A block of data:
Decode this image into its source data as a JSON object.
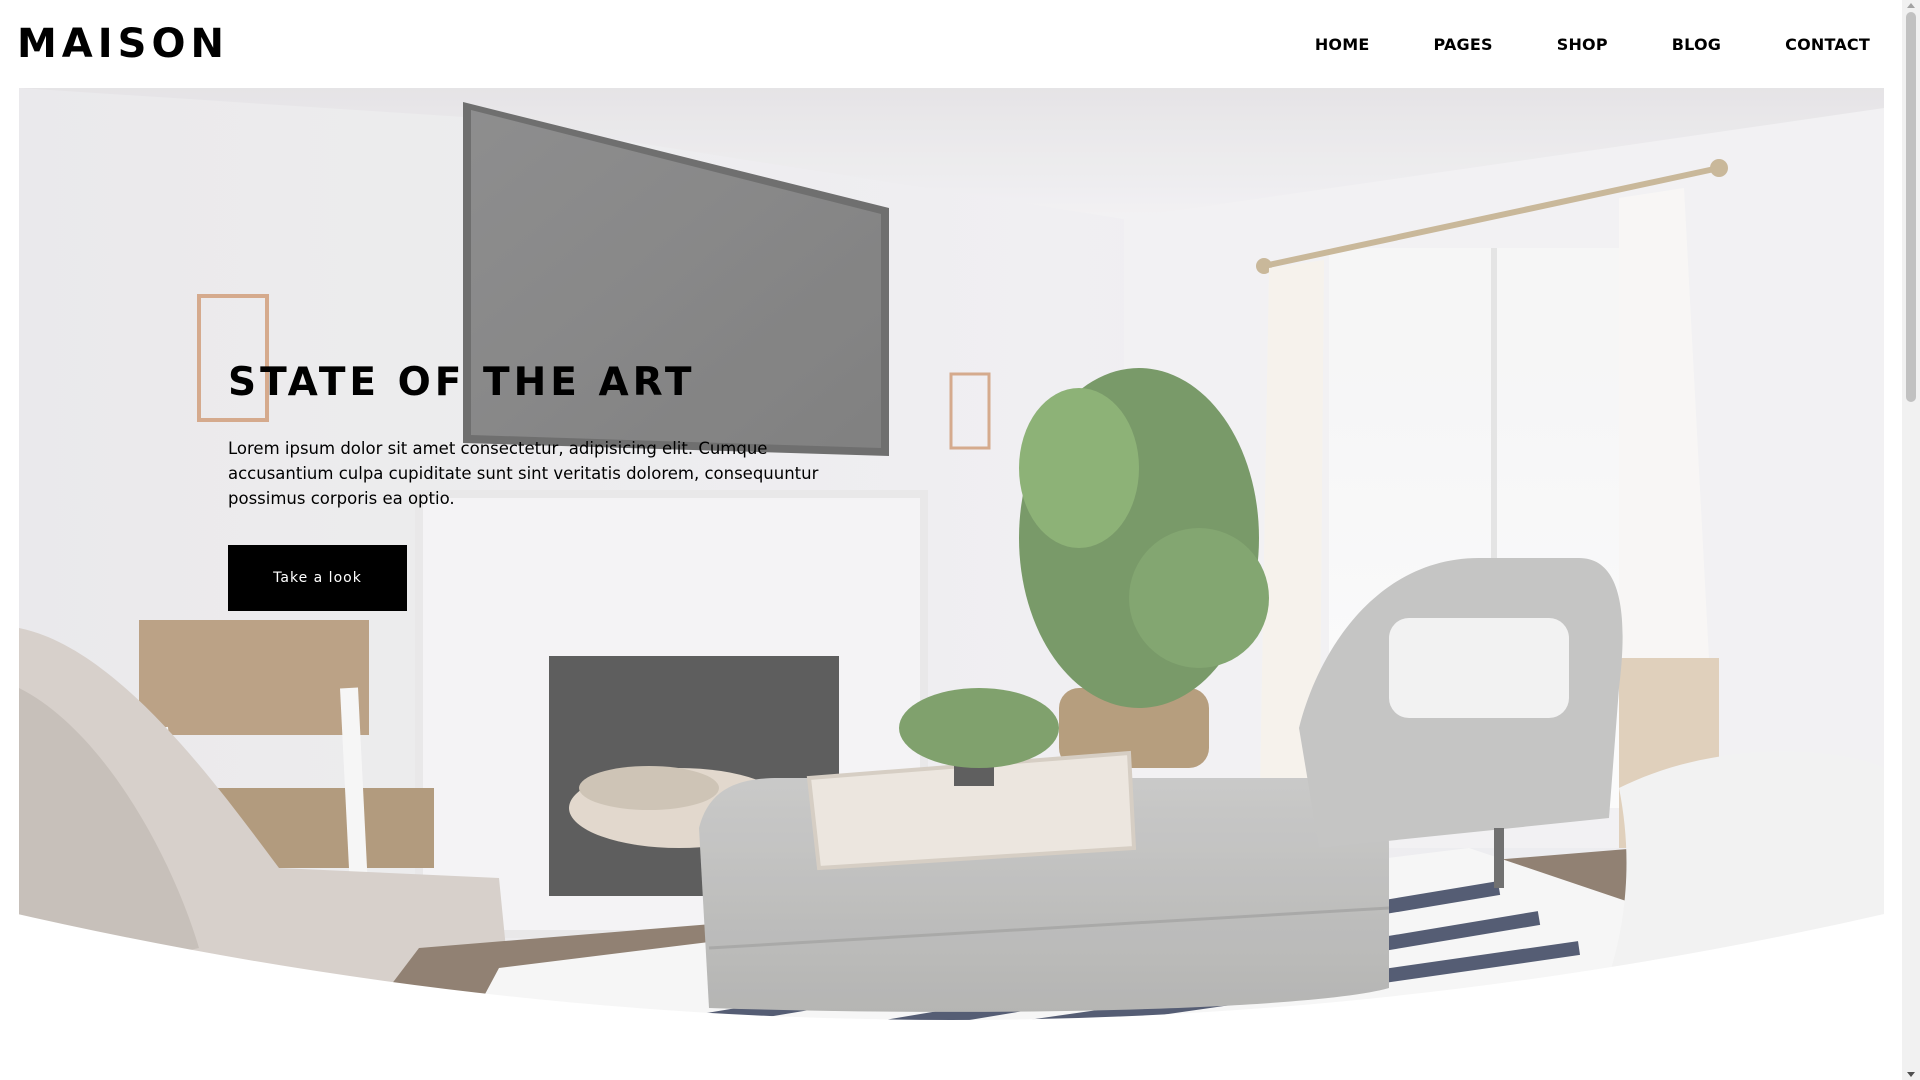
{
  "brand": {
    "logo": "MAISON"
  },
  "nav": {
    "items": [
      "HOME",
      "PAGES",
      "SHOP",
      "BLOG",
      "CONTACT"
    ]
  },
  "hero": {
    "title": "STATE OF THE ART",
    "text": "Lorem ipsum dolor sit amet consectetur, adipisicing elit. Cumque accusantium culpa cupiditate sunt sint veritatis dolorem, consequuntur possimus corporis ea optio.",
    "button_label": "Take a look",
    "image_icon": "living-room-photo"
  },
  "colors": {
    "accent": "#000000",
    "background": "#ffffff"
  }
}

To do: Restate the entire listing word for word, excluding pictures.

Completed task:
Decode this image into its source data as a JSON object.
{
  "brand": {
    "logo": "MAISON"
  },
  "nav": {
    "items": [
      "HOME",
      "PAGES",
      "SHOP",
      "BLOG",
      "CONTACT"
    ]
  },
  "hero": {
    "title": "STATE OF THE ART",
    "text": "Lorem ipsum dolor sit amet consectetur, adipisicing elit. Cumque accusantium culpa cupiditate sunt sint veritatis dolorem, consequuntur possimus corporis ea optio.",
    "button_label": "Take a look",
    "image_icon": "living-room-photo"
  },
  "colors": {
    "accent": "#000000",
    "background": "#ffffff"
  }
}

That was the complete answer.